What needs to be done
Produce a word-for-word copy of the listing below without its pictures.

Data lines
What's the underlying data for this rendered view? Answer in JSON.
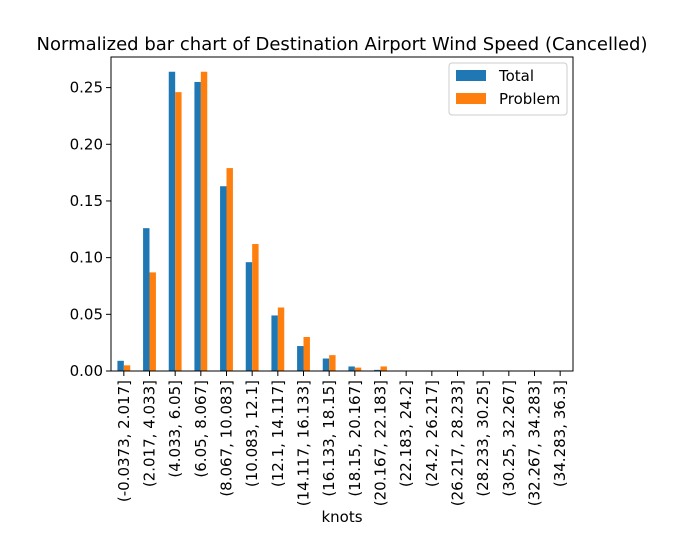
{
  "chart_data": {
    "type": "bar",
    "title": "Normalized bar chart of Destination Airport Wind Speed (Cancelled)",
    "xlabel": "knots",
    "ylabel": "",
    "ylim": [
      0,
      0.277
    ],
    "yticks": [
      "0.00",
      "0.05",
      "0.10",
      "0.15",
      "0.20",
      "0.25"
    ],
    "ytick_values": [
      0,
      0.05,
      0.1,
      0.15,
      0.2,
      0.25
    ],
    "grid": false,
    "legend_position": "top-right",
    "categories": [
      "(-0.0373, 2.017]",
      "(2.017, 4.033]",
      "(4.033, 6.05]",
      "(6.05, 8.067]",
      "(8.067, 10.083]",
      "(10.083, 12.1]",
      "(12.1, 14.117]",
      "(14.117, 16.133]",
      "(16.133, 18.15]",
      "(18.15, 20.167]",
      "(20.167, 22.183]",
      "(22.183, 24.2]",
      "(24.2, 26.217]",
      "(26.217, 28.233]",
      "(28.233, 30.25]",
      "(30.25, 32.267]",
      "(32.267, 34.283]",
      "(34.283, 36.3]"
    ],
    "series": [
      {
        "name": "Total",
        "color": "#1f77b4",
        "values": [
          0.009,
          0.126,
          0.264,
          0.255,
          0.163,
          0.096,
          0.049,
          0.022,
          0.011,
          0.004,
          0.001,
          0,
          0,
          0,
          0,
          0,
          0,
          0
        ]
      },
      {
        "name": "Problem",
        "color": "#ff7f0e",
        "values": [
          0.005,
          0.087,
          0.246,
          0.264,
          0.179,
          0.112,
          0.056,
          0.03,
          0.014,
          0.003,
          0.004,
          0,
          0,
          0,
          0,
          0,
          0,
          0
        ]
      }
    ]
  }
}
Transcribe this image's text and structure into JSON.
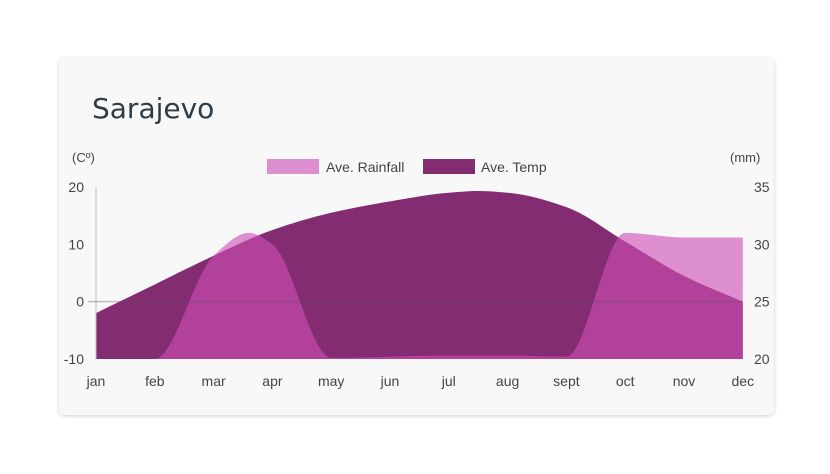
{
  "chart_data": {
    "type": "area",
    "title": "Sarajevo",
    "categories": [
      "jan",
      "feb",
      "mar",
      "apr",
      "may",
      "jun",
      "jul",
      "aug",
      "sept",
      "oct",
      "nov",
      "dec"
    ],
    "left_axis": {
      "label": "(Cº)",
      "ticks": [
        "-10",
        "0",
        "10",
        "20"
      ],
      "range": [
        -10,
        20
      ]
    },
    "right_axis": {
      "label": "(mm)",
      "ticks": [
        "20",
        "25",
        "30",
        "35"
      ],
      "range": [
        20,
        35
      ]
    },
    "legend": {
      "placement": "top-center"
    },
    "grid": false,
    "series": [
      {
        "name": "Ave. Temp",
        "axis": "left",
        "color": "#832c72",
        "x": [
          0,
          1,
          2,
          3,
          4,
          5,
          6,
          6.5,
          7,
          8,
          9,
          10,
          11
        ],
        "values": [
          -2,
          3,
          8,
          12.5,
          15.5,
          17.5,
          19,
          19.3,
          19,
          16.5,
          10.5,
          4.5,
          0
        ]
      },
      {
        "name": "Ave. Rainfall",
        "axis": "right",
        "color": "#cd4fb4",
        "x": [
          0,
          1,
          2,
          2.6,
          3,
          4,
          5,
          6,
          7,
          8,
          9,
          10,
          11
        ],
        "values": [
          20,
          20,
          29,
          31,
          30,
          20.1,
          20.2,
          20.3,
          20.3,
          20.2,
          31,
          30.6,
          30.6
        ]
      }
    ]
  }
}
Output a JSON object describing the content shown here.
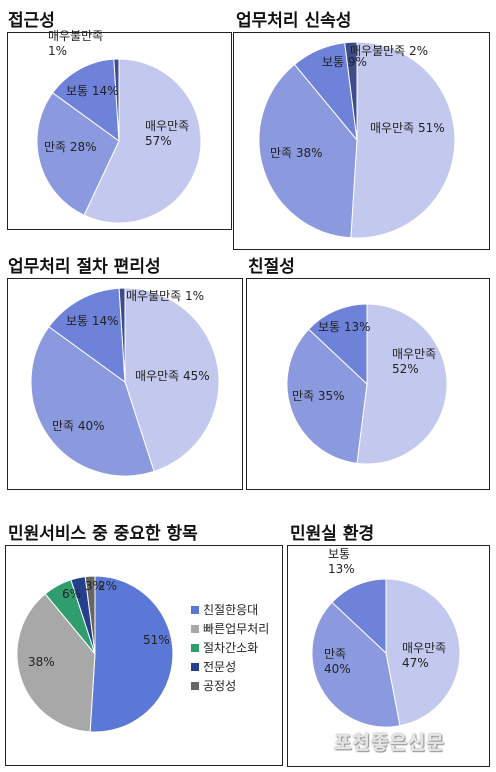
{
  "colors": {
    "very_satisfied": "#c3c9ee",
    "satisfied": "#8b99df",
    "normal": "#6e82da",
    "very_dissatisfied": "#3f4c8c",
    "kindness": "#5b78d6",
    "fast_processing": "#a8a8a8",
    "simplification": "#2f9d6e",
    "expertise": "#253f8c",
    "fairness": "#666666"
  },
  "chart_data": [
    {
      "type": "pie",
      "title": "접근성",
      "slices": [
        {
          "name": "매우만족",
          "value": 57,
          "label": "매우만족\n57%",
          "color_key": "very_satisfied"
        },
        {
          "name": "만족",
          "value": 28,
          "label": "만족 28%",
          "color_key": "satisfied"
        },
        {
          "name": "보통",
          "value": 14,
          "label": "보통 14%",
          "color_key": "normal"
        },
        {
          "name": "매우불만족",
          "value": 1,
          "label": "매우불만족\n1%",
          "color_key": "very_dissatisfied"
        }
      ]
    },
    {
      "type": "pie",
      "title": "업무처리 신속성",
      "slices": [
        {
          "name": "매우만족",
          "value": 51,
          "label": "매우만족 51%",
          "color_key": "very_satisfied"
        },
        {
          "name": "만족",
          "value": 38,
          "label": "만족 38%",
          "color_key": "satisfied"
        },
        {
          "name": "보통",
          "value": 9,
          "label": "보통 9%",
          "color_key": "normal"
        },
        {
          "name": "매우불만족",
          "value": 2,
          "label": "매우불만족 2%",
          "color_key": "very_dissatisfied"
        }
      ]
    },
    {
      "type": "pie",
      "title": "업무처리 절차 편리성",
      "slices": [
        {
          "name": "매우만족",
          "value": 45,
          "label": "매우만족 45%",
          "color_key": "very_satisfied"
        },
        {
          "name": "만족",
          "value": 40,
          "label": "만족 40%",
          "color_key": "satisfied"
        },
        {
          "name": "보통",
          "value": 14,
          "label": "보통 14%",
          "color_key": "normal"
        },
        {
          "name": "매우불만족",
          "value": 1,
          "label": "매우불만족 1%",
          "color_key": "very_dissatisfied"
        }
      ]
    },
    {
      "type": "pie",
      "title": "친절성",
      "slices": [
        {
          "name": "매우만족",
          "value": 52,
          "label": "매우만족\n52%",
          "color_key": "very_satisfied"
        },
        {
          "name": "만족",
          "value": 35,
          "label": "만족 35%",
          "color_key": "satisfied"
        },
        {
          "name": "보통",
          "value": 13,
          "label": "보통 13%",
          "color_key": "normal"
        }
      ]
    },
    {
      "type": "pie",
      "title": "민원서비스 중 중요한 항목",
      "legend": "right",
      "slices": [
        {
          "name": "친절한응대",
          "value": 51,
          "label": "51%",
          "color_key": "kindness"
        },
        {
          "name": "빠른업무처리",
          "value": 38,
          "label": "38%",
          "color_key": "fast_processing"
        },
        {
          "name": "절차간소화",
          "value": 6,
          "label": "6%",
          "color_key": "simplification"
        },
        {
          "name": "전문성",
          "value": 3,
          "label": "3%",
          "color_key": "expertise"
        },
        {
          "name": "공정성",
          "value": 2,
          "label": "2%",
          "color_key": "fairness"
        }
      ]
    },
    {
      "type": "pie",
      "title": "민원실 환경",
      "slices": [
        {
          "name": "매우만족",
          "value": 47,
          "label": "매우만족\n47%",
          "color_key": "very_satisfied"
        },
        {
          "name": "만족",
          "value": 40,
          "label": "만족\n40%",
          "color_key": "satisfied"
        },
        {
          "name": "보통",
          "value": 13,
          "label": "보통\n13%",
          "color_key": "normal"
        }
      ]
    }
  ],
  "watermark": "포천좋은신문"
}
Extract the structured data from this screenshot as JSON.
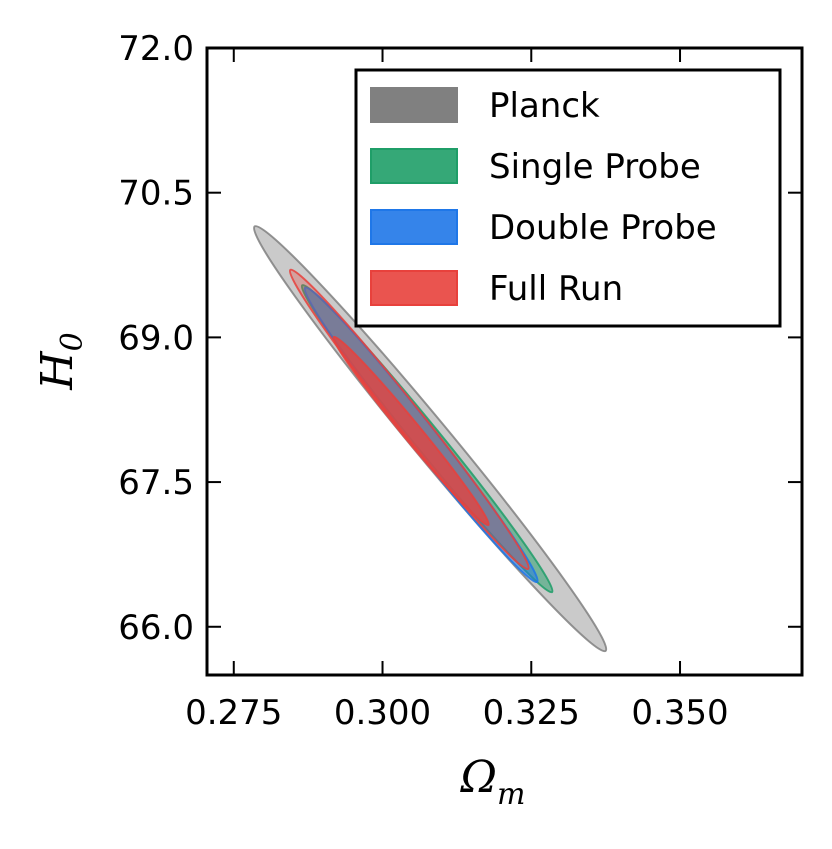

Answer to this task
What's the underlying data for this rendered view? Answer in JSON.
{
  "chart_data": {
    "type": "bar",
    "title": "Normalized bar chart of Destination Airport Wind Speed (Cancelled)",
    "xlabel": "knots",
    "ylabel": "",
    "ylim": [
      0,
      0.277
    ],
    "yticks": [
      "0.00",
      "0.05",
      "0.10",
      "0.15",
      "0.20",
      "0.25"
    ],
    "ytick_values": [
      0,
      0.05,
      0.1,
      0.15,
      0.2,
      0.25
    ],
    "grid": false,
    "legend_position": "top-right",
    "categories": [
      "(-0.0373, 2.017]",
      "(2.017, 4.033]",
      "(4.033, 6.05]",
      "(6.05, 8.067]",
      "(8.067, 10.083]",
      "(10.083, 12.1]",
      "(12.1, 14.117]",
      "(14.117, 16.133]",
      "(16.133, 18.15]",
      "(18.15, 20.167]",
      "(20.167, 22.183]",
      "(22.183, 24.2]",
      "(24.2, 26.217]",
      "(26.217, 28.233]",
      "(28.233, 30.25]",
      "(30.25, 32.267]",
      "(32.267, 34.283]",
      "(34.283, 36.3]"
    ],
    "series": [
      {
        "name": "Total",
        "color": "#1f77b4",
        "values": [
          0.009,
          0.126,
          0.264,
          0.255,
          0.163,
          0.096,
          0.049,
          0.022,
          0.011,
          0.004,
          0.001,
          0,
          0,
          0,
          0,
          0,
          0,
          0
        ]
      },
      {
        "name": "Problem",
        "color": "#ff7f0e",
        "values": [
          0.005,
          0.087,
          0.246,
          0.264,
          0.179,
          0.112,
          0.056,
          0.03,
          0.014,
          0.003,
          0.004,
          0,
          0,
          0,
          0,
          0,
          0,
          0
        ]
      }
    ]
  }
}
Transcribe this image's text and structure into JSON.
{
  "chart_data": {
    "type": "area",
    "title": "Sarajevo",
    "categories": [
      "jan",
      "feb",
      "mar",
      "apr",
      "may",
      "jun",
      "jul",
      "aug",
      "sept",
      "oct",
      "nov",
      "dec"
    ],
    "left_axis": {
      "label": "(Cº)",
      "ticks": [
        "-10",
        "0",
        "10",
        "20"
      ],
      "range": [
        -10,
        20
      ]
    },
    "right_axis": {
      "label": "(mm)",
      "ticks": [
        "20",
        "25",
        "30",
        "35"
      ],
      "range": [
        20,
        35
      ]
    },
    "legend": {
      "placement": "top-center"
    },
    "grid": false,
    "series": [
      {
        "name": "Ave. Temp",
        "axis": "left",
        "color": "#832c72",
        "x": [
          0,
          1,
          2,
          3,
          4,
          5,
          6,
          6.5,
          7,
          8,
          9,
          10,
          11
        ],
        "values": [
          -2,
          3,
          8,
          12.5,
          15.5,
          17.5,
          19,
          19.3,
          19,
          16.5,
          10.5,
          4.5,
          0
        ]
      },
      {
        "name": "Ave. Rainfall",
        "axis": "right",
        "color": "#cd4fb4",
        "x": [
          0,
          1,
          2,
          2.6,
          3,
          4,
          5,
          6,
          7,
          8,
          9,
          10,
          11
        ],
        "values": [
          20,
          20,
          29,
          31,
          30,
          20.1,
          20.2,
          20.3,
          20.3,
          20.2,
          31,
          30.6,
          30.6
        ]
      }
    ]
  }
}
Output a JSON object describing the content shown here.
{
  "colors": {
    "very_satisfied": "#c3c9ee",
    "satisfied": "#8b99df",
    "normal": "#6e82da",
    "very_dissatisfied": "#3f4c8c",
    "kindness": "#5b78d6",
    "fast_processing": "#a8a8a8",
    "simplification": "#2f9d6e",
    "expertise": "#253f8c",
    "fairness": "#666666"
  },
  "chart_data": [
    {
      "type": "pie",
      "title": "접근성",
      "slices": [
        {
          "name": "매우만족",
          "value": 57,
          "label": "매우만족\n57%",
          "color_key": "very_satisfied"
        },
        {
          "name": "만족",
          "value": 28,
          "label": "만족 28%",
          "color_key": "satisfied"
        },
        {
          "name": "보통",
          "value": 14,
          "label": "보통 14%",
          "color_key": "normal"
        },
        {
          "name": "매우불만족",
          "value": 1,
          "label": "매우불만족\n1%",
          "color_key": "very_dissatisfied"
        }
      ]
    },
    {
      "type": "pie",
      "title": "업무처리 신속성",
      "slices": [
        {
          "name": "매우만족",
          "value": 51,
          "label": "매우만족 51%",
          "color_key": "very_satisfied"
        },
        {
          "name": "만족",
          "value": 38,
          "label": "만족 38%",
          "color_key": "satisfied"
        },
        {
          "name": "보통",
          "value": 9,
          "label": "보통 9%",
          "color_key": "normal"
        },
        {
          "name": "매우불만족",
          "value": 2,
          "label": "매우불만족 2%",
          "color_key": "very_dissatisfied"
        }
      ]
    },
    {
      "type": "pie",
      "title": "업무처리 절차 편리성",
      "slices": [
        {
          "name": "매우만족",
          "value": 45,
          "label": "매우만족 45%",
          "color_key": "very_satisfied"
        },
        {
          "name": "만족",
          "value": 40,
          "label": "만족 40%",
          "color_key": "satisfied"
        },
        {
          "name": "보통",
          "value": 14,
          "label": "보통 14%",
          "color_key": "normal"
        },
        {
          "name": "매우불만족",
          "value": 1,
          "label": "매우불만족 1%",
          "color_key": "very_dissatisfied"
        }
      ]
    },
    {
      "type": "pie",
      "title": "친절성",
      "slices": [
        {
          "name": "매우만족",
          "value": 52,
          "label": "매우만족\n52%",
          "color_key": "very_satisfied"
        },
        {
          "name": "만족",
          "value": 35,
          "label": "만족 35%",
          "color_key": "satisfied"
        },
        {
          "name": "보통",
          "value": 13,
          "label": "보통 13%",
          "color_key": "normal"
        }
      ]
    },
    {
      "type": "pie",
      "title": "민원서비스 중 중요한 항목",
      "legend": "right",
      "slices": [
        {
          "name": "친절한응대",
          "value": 51,
          "label": "51%",
          "color_key": "kindness"
        },
        {
          "name": "빠른업무처리",
          "value": 38,
          "label": "38%",
          "color_key": "fast_processing"
        },
        {
          "name": "절차간소화",
          "value": 6,
          "label": "6%",
          "color_key": "simplification"
        },
        {
          "name": "전문성",
          "value": 3,
          "label": "3%",
          "color_key": "expertise"
        },
        {
          "name": "공정성",
          "value": 2,
          "label": "2%",
          "color_key": "fairness"
        }
      ]
    },
    {
      "type": "pie",
      "title": "민원실 환경",
      "slices": [
        {
          "name": "매우만족",
          "value": 47,
          "label": "매우만족\n47%",
          "color_key": "very_satisfied"
        },
        {
          "name": "만족",
          "value": 40,
          "label": "만족\n40%",
          "color_key": "satisfied"
        },
        {
          "name": "보통",
          "value": 13,
          "label": "보통\n13%",
          "color_key": "normal"
        }
      ]
    }
  ],
  "watermark": "포천좋은신문"
}
Extract the structured data from this screenshot as JSON.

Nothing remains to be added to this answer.